EXTRACTED DATA:
▼▼▼

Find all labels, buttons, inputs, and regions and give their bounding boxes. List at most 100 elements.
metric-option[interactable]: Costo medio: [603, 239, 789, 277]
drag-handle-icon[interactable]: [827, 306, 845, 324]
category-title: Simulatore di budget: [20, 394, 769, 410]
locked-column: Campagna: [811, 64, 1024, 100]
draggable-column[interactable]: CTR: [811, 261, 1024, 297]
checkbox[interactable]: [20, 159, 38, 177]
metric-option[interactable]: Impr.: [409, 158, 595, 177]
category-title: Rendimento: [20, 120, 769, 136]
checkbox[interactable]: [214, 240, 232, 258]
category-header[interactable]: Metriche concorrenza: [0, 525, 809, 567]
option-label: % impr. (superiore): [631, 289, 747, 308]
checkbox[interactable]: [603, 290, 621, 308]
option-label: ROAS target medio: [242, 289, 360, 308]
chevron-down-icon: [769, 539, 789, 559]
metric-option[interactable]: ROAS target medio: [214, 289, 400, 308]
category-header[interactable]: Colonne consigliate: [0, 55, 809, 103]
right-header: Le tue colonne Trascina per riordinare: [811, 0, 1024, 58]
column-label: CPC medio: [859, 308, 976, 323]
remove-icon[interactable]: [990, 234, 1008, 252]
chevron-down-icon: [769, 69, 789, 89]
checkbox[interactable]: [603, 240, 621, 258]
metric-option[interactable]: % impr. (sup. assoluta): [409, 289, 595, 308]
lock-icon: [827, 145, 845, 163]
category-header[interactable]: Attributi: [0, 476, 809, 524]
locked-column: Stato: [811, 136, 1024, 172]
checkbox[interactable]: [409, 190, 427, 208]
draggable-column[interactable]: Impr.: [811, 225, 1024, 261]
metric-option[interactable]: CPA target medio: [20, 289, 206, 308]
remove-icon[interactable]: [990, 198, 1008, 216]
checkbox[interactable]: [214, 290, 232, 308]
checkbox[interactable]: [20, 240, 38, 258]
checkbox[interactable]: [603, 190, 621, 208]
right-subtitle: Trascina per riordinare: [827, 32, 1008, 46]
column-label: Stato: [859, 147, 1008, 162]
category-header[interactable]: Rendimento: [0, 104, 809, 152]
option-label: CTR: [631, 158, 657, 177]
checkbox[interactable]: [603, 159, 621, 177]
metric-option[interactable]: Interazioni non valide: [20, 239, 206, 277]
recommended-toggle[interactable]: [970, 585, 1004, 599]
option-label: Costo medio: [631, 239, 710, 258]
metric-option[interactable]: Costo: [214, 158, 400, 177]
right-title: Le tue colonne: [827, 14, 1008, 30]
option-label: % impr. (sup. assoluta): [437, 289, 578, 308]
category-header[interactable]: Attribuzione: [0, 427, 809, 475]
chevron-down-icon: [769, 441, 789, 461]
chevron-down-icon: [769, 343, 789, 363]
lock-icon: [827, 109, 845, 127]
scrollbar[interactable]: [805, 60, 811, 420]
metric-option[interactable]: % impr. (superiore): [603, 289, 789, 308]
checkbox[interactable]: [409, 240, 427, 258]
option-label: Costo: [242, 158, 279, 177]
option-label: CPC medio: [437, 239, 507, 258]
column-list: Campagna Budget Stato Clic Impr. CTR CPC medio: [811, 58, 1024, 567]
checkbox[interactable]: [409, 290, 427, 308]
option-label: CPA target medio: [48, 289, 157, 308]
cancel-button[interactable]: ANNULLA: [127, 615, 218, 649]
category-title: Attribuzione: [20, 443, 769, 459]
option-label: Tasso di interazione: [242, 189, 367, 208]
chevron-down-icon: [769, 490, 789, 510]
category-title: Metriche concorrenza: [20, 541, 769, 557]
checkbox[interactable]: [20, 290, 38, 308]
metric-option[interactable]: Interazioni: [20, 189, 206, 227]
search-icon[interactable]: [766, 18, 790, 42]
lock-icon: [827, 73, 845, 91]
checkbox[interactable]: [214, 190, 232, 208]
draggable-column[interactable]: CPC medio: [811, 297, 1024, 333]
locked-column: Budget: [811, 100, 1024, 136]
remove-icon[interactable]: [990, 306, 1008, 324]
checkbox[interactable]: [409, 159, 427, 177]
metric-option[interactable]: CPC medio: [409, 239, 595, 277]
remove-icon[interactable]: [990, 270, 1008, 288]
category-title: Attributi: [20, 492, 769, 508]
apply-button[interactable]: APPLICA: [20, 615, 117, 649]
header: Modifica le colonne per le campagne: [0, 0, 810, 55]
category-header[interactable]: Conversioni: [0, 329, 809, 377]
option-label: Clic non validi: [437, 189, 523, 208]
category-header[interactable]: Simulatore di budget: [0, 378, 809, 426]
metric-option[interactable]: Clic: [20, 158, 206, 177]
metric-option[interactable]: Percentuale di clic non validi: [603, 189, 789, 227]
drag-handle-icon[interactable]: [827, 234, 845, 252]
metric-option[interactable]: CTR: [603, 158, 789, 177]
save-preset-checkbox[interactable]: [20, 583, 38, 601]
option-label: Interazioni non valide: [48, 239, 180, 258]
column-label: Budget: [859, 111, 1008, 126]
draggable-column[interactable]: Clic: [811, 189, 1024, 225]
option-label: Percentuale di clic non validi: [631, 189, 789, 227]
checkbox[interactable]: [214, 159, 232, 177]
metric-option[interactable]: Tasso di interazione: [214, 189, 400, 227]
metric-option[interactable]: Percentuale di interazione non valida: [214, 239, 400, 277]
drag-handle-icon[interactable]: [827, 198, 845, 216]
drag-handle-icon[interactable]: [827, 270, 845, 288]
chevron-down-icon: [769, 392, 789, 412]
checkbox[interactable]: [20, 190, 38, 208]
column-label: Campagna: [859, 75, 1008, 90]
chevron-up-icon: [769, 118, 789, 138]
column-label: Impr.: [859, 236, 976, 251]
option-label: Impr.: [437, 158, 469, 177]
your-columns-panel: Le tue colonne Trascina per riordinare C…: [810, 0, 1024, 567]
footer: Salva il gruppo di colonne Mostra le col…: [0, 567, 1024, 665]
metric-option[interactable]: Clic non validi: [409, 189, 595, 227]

▲▲▲

TASK REQUIREMENTS: Copy everything from the start of the entries above down to the line containing "checkbox[interactable]: [603, 290, 621, 308]", keeping every character unchanged. Include that final line.

EXERCISE RESULT:
Find all labels, buttons, inputs, and regions and give their bounding boxes. List at most 100 elements.
metric-option[interactable]: Costo medio: [603, 239, 789, 277]
drag-handle-icon[interactable]: [827, 306, 845, 324]
category-title: Simulatore di budget: [20, 394, 769, 410]
locked-column: Campagna: [811, 64, 1024, 100]
draggable-column[interactable]: CTR: [811, 261, 1024, 297]
checkbox[interactable]: [20, 159, 38, 177]
metric-option[interactable]: Impr.: [409, 158, 595, 177]
category-title: Rendimento: [20, 120, 769, 136]
checkbox[interactable]: [214, 240, 232, 258]
category-header[interactable]: Metriche concorrenza: [0, 525, 809, 567]
option-label: % impr. (superiore): [631, 289, 747, 308]
checkbox[interactable]: [603, 290, 621, 308]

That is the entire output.